- [The exercise] Sift the material for lines containing "data", and return them.

--

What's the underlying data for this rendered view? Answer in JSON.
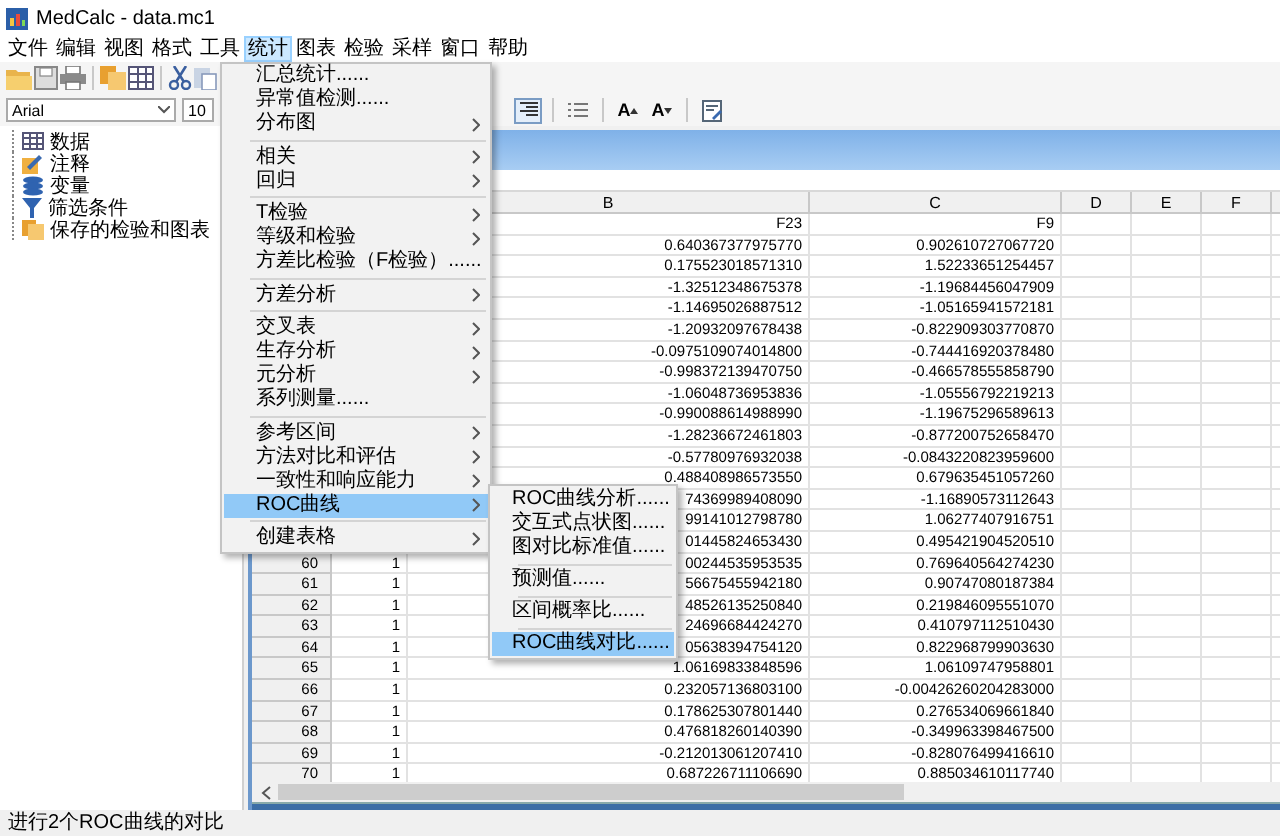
{
  "window": {
    "title": "MedCalc - data.mc1"
  },
  "menubar": [
    {
      "label": "文件",
      "selected": false
    },
    {
      "label": "编辑",
      "selected": false
    },
    {
      "label": "视图",
      "selected": false
    },
    {
      "label": "格式",
      "selected": false
    },
    {
      "label": "工具",
      "selected": false
    },
    {
      "label": "统计",
      "selected": true
    },
    {
      "label": "图表",
      "selected": false
    },
    {
      "label": "检验",
      "selected": false
    },
    {
      "label": "采样",
      "selected": false
    },
    {
      "label": "窗口",
      "selected": false
    },
    {
      "label": "帮助",
      "selected": false
    }
  ],
  "format_bar": {
    "font": {
      "value": "Arial"
    },
    "size": {
      "value": "10"
    },
    "buttons": [
      {
        "kind": "align",
        "on": true
      },
      {
        "kind": "list",
        "on": false
      },
      {
        "kind": "grow",
        "label": "A",
        "on": false
      },
      {
        "kind": "shrink",
        "label": "A",
        "on": false
      },
      {
        "kind": "edit",
        "on": false
      }
    ]
  },
  "tree": [
    {
      "label": "数据",
      "kind": "table"
    },
    {
      "label": "注释",
      "kind": "notes"
    },
    {
      "label": "变量",
      "kind": "variables"
    },
    {
      "label": "筛选条件",
      "kind": "filter"
    },
    {
      "label": "保存的检验和图表",
      "kind": "saved"
    }
  ],
  "sheet": {
    "columns": [
      "B",
      "C",
      "D",
      "E",
      "F"
    ],
    "names": {
      "b": "F23",
      "c": "F9"
    },
    "rows": [
      {
        "b": "0.640367377975770",
        "c": "0.902610727067720"
      },
      {
        "b": "0.175523018571310",
        "c": "1.52233651254457"
      },
      {
        "b": "-1.32512348675378",
        "c": "-1.19684456047909"
      },
      {
        "b": "-1.14695026887512",
        "c": "-1.05165941572181"
      },
      {
        "b": "-1.20932097678438",
        "c": "-0.822909303770870"
      },
      {
        "b": "-0.0975109074014800",
        "c": "-0.744416920378480"
      },
      {
        "b": "-0.998372139470750",
        "c": "-0.466578555858790"
      },
      {
        "b": "-1.06048736953836",
        "c": "-1.05556792219213"
      },
      {
        "b": "-0.990088614988990",
        "c": "-1.19675296589613"
      },
      {
        "b": "-1.28236672461803",
        "c": "-0.877200752658470"
      },
      {
        "b": "-0.57780976932038",
        "c": "-0.0843220823959600"
      },
      {
        "b": "0.488408986573550",
        "c": "0.679635451057260"
      },
      {
        "b": "74369989408090",
        "c": "-1.16890573112643"
      },
      {
        "b": "99141012798780",
        "c": "1.06277407916751"
      },
      {
        "b": "01445824653430",
        "c": "0.495421904520510"
      },
      {
        "row_number": "60",
        "a": "1",
        "b": "00244535953535",
        "c": "0.769640564274230"
      },
      {
        "row_number": "61",
        "a": "1",
        "b": "56675455942180",
        "c": "0.90747080187384"
      },
      {
        "row_number": "62",
        "a": "1",
        "b": "48526135250840",
        "c": "0.219846095551070"
      },
      {
        "row_number": "63",
        "a": "1",
        "b": "24696684424270",
        "c": "0.410797112510430"
      },
      {
        "row_number": "64",
        "a": "1",
        "b": "05638394754120",
        "c": "0.822968799903630"
      },
      {
        "row_number": "65",
        "a": "1",
        "b": "1.06169833848596",
        "c": "1.06109747958801"
      },
      {
        "row_number": "66",
        "a": "1",
        "b": "0.232057136803100",
        "c": "-0.00426260204283000"
      },
      {
        "row_number": "67",
        "a": "1",
        "b": "0.178625307801440",
        "c": "0.276534069661840"
      },
      {
        "row_number": "68",
        "a": "1",
        "b": "0.476818260140390",
        "c": "-0.349963398467500"
      },
      {
        "row_number": "69",
        "a": "1",
        "b": "-0.212013061207410",
        "c": "-0.828076499416610"
      },
      {
        "row_number": "70",
        "a": "1",
        "b": "0.687226711106690",
        "c": "0.885034610117740"
      }
    ]
  },
  "stats_menu": [
    {
      "kind": "item",
      "label": "汇总统计......",
      "has_submenu": false,
      "selected": false
    },
    {
      "kind": "item",
      "label": "异常值检测......",
      "has_submenu": false,
      "selected": false
    },
    {
      "kind": "item",
      "label": "分布图",
      "has_submenu": true,
      "selected": false
    },
    {
      "kind": "separator"
    },
    {
      "kind": "item",
      "label": "相关",
      "has_submenu": true,
      "selected": false
    },
    {
      "kind": "item",
      "label": "回归",
      "has_submenu": true,
      "selected": false
    },
    {
      "kind": "separator"
    },
    {
      "kind": "item",
      "label": "T检验",
      "has_submenu": true,
      "selected": false
    },
    {
      "kind": "item",
      "label": "等级和检验",
      "has_submenu": true,
      "selected": false
    },
    {
      "kind": "item",
      "label": "方差比检验（F检验）......",
      "has_submenu": false,
      "selected": false
    },
    {
      "kind": "separator"
    },
    {
      "kind": "item",
      "label": "方差分析",
      "has_submenu": true,
      "selected": false
    },
    {
      "kind": "separator"
    },
    {
      "kind": "item",
      "label": "交叉表",
      "has_submenu": true,
      "selected": false
    },
    {
      "kind": "item",
      "label": "生存分析",
      "has_submenu": true,
      "selected": false
    },
    {
      "kind": "item",
      "label": "元分析",
      "has_submenu": true,
      "selected": false
    },
    {
      "kind": "item",
      "label": "系列测量......",
      "has_submenu": false,
      "selected": false
    },
    {
      "kind": "separator"
    },
    {
      "kind": "item",
      "label": "参考区间",
      "has_submenu": true,
      "selected": false
    },
    {
      "kind": "item",
      "label": "方法对比和评估",
      "has_submenu": true,
      "selected": false
    },
    {
      "kind": "item",
      "label": "一致性和响应能力",
      "has_submenu": true,
      "selected": false
    },
    {
      "kind": "item",
      "label": "ROC曲线",
      "has_submenu": true,
      "selected": true
    },
    {
      "kind": "separator"
    },
    {
      "kind": "item",
      "label": "创建表格",
      "has_submenu": true,
      "selected": false
    }
  ],
  "roc_submenu": [
    {
      "kind": "item",
      "label": "ROC曲线分析......",
      "selected": false
    },
    {
      "kind": "item",
      "label": "交互式点状图......",
      "selected": false
    },
    {
      "kind": "item",
      "label": "图对比标准值......",
      "selected": false
    },
    {
      "kind": "separator"
    },
    {
      "kind": "item",
      "label": "预测值......",
      "selected": false
    },
    {
      "kind": "separator"
    },
    {
      "kind": "item",
      "label": "区间概率比......",
      "selected": false
    },
    {
      "kind": "separator"
    },
    {
      "kind": "item",
      "label": "ROC曲线对比......",
      "selected": true
    }
  ],
  "status_bar": {
    "text": "进行2个ROC曲线的对比"
  }
}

--

- [Result]
What's the underlying data for this rendered view? Answer in JSON.
    "title": "MedCalc - data.mc1"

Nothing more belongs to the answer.